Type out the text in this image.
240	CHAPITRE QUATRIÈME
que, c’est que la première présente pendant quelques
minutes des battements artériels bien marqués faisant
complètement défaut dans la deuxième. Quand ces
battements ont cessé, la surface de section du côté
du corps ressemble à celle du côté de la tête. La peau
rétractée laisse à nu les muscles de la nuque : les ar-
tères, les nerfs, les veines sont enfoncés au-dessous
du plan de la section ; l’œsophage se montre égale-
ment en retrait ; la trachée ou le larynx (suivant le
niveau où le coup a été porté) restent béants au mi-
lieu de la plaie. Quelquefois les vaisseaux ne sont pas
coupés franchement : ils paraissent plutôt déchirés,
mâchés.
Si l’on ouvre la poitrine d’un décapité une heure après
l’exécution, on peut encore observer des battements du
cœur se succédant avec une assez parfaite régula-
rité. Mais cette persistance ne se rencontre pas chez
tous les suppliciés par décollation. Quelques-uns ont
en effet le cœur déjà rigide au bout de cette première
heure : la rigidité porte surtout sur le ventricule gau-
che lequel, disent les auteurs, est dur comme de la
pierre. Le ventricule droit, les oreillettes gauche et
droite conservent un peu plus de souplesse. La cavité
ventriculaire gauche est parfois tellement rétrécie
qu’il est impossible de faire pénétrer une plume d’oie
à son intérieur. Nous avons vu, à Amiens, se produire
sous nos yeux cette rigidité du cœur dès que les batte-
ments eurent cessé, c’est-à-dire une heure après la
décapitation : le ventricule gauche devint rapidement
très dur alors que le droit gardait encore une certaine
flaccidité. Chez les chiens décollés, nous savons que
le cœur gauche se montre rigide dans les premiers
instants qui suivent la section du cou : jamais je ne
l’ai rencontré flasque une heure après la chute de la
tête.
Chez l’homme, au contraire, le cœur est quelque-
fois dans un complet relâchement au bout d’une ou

• • • • • • •

▶ **BRIEF**: Go through the records and pull out each line that includes the word "encore".

▶ **TASK OUTPUT**:
l’exécution, on peut encore observer des battements du
très dur alors que le droit gardait encore une certaine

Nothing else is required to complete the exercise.